Data records
* * * * * * *
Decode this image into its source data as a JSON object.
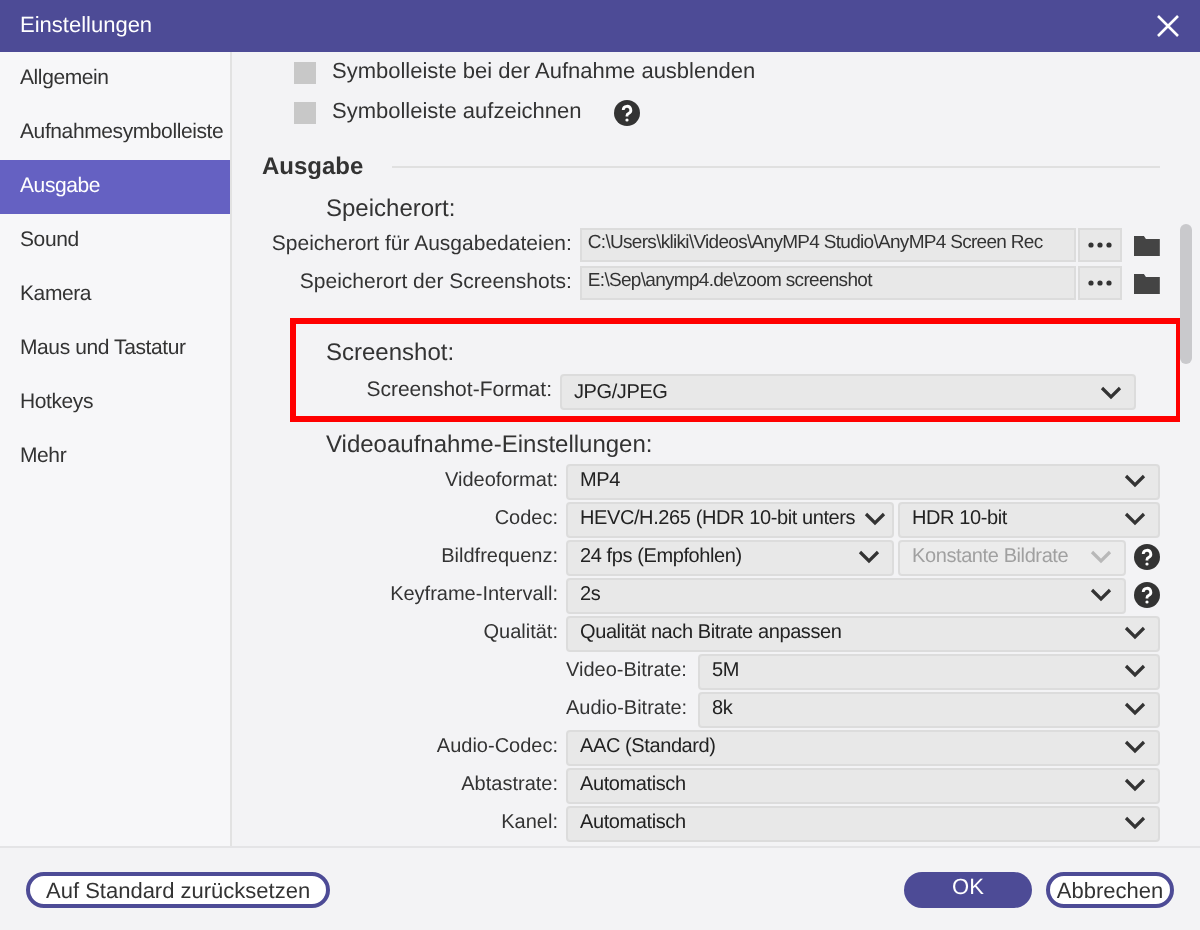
{
  "window": {
    "title": "Einstellungen"
  },
  "sidebar": {
    "items": [
      {
        "label": "Allgemein",
        "selected": false
      },
      {
        "label": "Aufnahmesymbolleiste",
        "selected": false
      },
      {
        "label": "Ausgabe",
        "selected": true
      },
      {
        "label": "Sound",
        "selected": false
      },
      {
        "label": "Kamera",
        "selected": false
      },
      {
        "label": "Maus und Tastatur",
        "selected": false
      },
      {
        "label": "Hotkeys",
        "selected": false
      },
      {
        "label": "Mehr",
        "selected": false
      }
    ]
  },
  "toolbar_options": [
    {
      "label": "Symbolleiste bei der Aufnahme ausblenden",
      "checked": false,
      "help": false
    },
    {
      "label": "Symbolleiste aufzeichnen",
      "checked": false,
      "help": true
    }
  ],
  "output": {
    "heading": "Ausgabe",
    "location": {
      "heading": "Speicherort:",
      "rows": [
        {
          "label": "Speicherort für Ausgabedateien:",
          "value": "C:\\Users\\kliki\\Videos\\AnyMP4 Studio\\AnyMP4 Screen Rec"
        },
        {
          "label": "Speicherort der Screenshots:",
          "value": "E:\\Sep\\anymp4.de\\zoom screenshot"
        }
      ]
    },
    "screenshot": {
      "heading": "Screenshot:",
      "highlighted": true,
      "label": "Screenshot-Format:",
      "value": "JPG/JPEG"
    },
    "video": {
      "heading": "Videoaufnahme-Einstellungen:",
      "rows": [
        {
          "kind": "main",
          "label": "Videoformat:",
          "fields": [
            {
              "value": "MP4",
              "disabled": false
            }
          ],
          "help": false
        },
        {
          "kind": "main",
          "label": "Codec:",
          "fields": [
            {
              "value": "HEVC/H.265 (HDR 10-bit unters",
              "disabled": false
            },
            {
              "value": "HDR 10-bit",
              "disabled": false
            }
          ],
          "help": false
        },
        {
          "kind": "main",
          "label": "Bildfrequenz:",
          "fields": [
            {
              "value": "24 fps (Empfohlen)",
              "disabled": false
            },
            {
              "value": "Konstante Bildrate",
              "disabled": true
            }
          ],
          "help": true
        },
        {
          "kind": "main",
          "label": "Keyframe-Intervall:",
          "fields": [
            {
              "value": "2s",
              "disabled": false
            }
          ],
          "help": true
        },
        {
          "kind": "main",
          "label": "Qualität:",
          "fields": [
            {
              "value": "Qualität nach Bitrate anpassen",
              "disabled": false
            }
          ],
          "help": false
        },
        {
          "kind": "sub",
          "label": "Video-Bitrate:",
          "fields": [
            {
              "value": "5M",
              "disabled": false
            }
          ],
          "help": false
        },
        {
          "kind": "sub",
          "label": "Audio-Bitrate:",
          "fields": [
            {
              "value": "8k",
              "disabled": false
            }
          ],
          "help": false
        },
        {
          "kind": "main",
          "label": "Audio-Codec:",
          "fields": [
            {
              "value": "AAC (Standard)",
              "disabled": false
            }
          ],
          "help": false
        },
        {
          "kind": "main",
          "label": "Abtastrate:",
          "fields": [
            {
              "value": "Automatisch",
              "disabled": false
            }
          ],
          "help": false
        },
        {
          "kind": "main",
          "label": "Kanel:",
          "fields": [
            {
              "value": "Automatisch",
              "disabled": false
            }
          ],
          "help": false
        }
      ]
    }
  },
  "footer": {
    "reset_button": "Auf Standard zurücksetzen",
    "ok_button": "OK",
    "cancel_button": "Abbrechen"
  }
}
* * * * * * *
GIVEN TASK |
In the entries above, how many lines contain the word "Audio"? Answer with the number only.

OUTPUT FOR THIS TASK |
2